* PROBLEM REQUIREMENTS: Every line that includes the word "JSON" is to be listed.

* DATA:
-- Start --

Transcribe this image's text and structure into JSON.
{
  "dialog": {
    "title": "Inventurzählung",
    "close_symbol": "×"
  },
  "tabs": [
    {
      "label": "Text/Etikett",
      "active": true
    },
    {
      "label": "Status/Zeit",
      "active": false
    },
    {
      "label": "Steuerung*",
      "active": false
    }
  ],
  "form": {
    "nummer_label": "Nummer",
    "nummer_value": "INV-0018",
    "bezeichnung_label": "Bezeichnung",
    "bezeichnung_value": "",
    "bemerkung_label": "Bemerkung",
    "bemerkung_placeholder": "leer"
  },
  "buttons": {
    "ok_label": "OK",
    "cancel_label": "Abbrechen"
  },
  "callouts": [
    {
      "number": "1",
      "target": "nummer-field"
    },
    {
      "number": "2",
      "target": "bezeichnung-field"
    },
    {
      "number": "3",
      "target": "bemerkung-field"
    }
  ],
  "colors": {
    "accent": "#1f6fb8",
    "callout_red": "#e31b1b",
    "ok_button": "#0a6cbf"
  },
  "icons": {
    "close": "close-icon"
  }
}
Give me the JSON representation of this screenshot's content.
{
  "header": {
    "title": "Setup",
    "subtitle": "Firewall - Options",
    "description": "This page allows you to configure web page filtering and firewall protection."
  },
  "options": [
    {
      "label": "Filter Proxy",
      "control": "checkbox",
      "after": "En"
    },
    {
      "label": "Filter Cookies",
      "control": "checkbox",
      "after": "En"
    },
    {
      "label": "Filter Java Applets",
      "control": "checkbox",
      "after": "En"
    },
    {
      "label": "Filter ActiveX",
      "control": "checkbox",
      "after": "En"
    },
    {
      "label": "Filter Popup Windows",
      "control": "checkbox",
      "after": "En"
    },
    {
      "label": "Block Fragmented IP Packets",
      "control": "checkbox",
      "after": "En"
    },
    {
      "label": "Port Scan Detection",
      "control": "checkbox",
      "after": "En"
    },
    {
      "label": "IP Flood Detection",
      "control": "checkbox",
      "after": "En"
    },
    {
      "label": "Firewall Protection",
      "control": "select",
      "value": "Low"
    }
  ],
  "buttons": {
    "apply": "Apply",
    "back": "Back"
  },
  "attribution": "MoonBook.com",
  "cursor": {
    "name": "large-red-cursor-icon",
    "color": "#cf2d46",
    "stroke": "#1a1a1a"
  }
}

-- End --

* WRITTEN SOLUTION:
Transcribe this image's text and structure into JSON.
Give me the JSON representation of this screenshot's content.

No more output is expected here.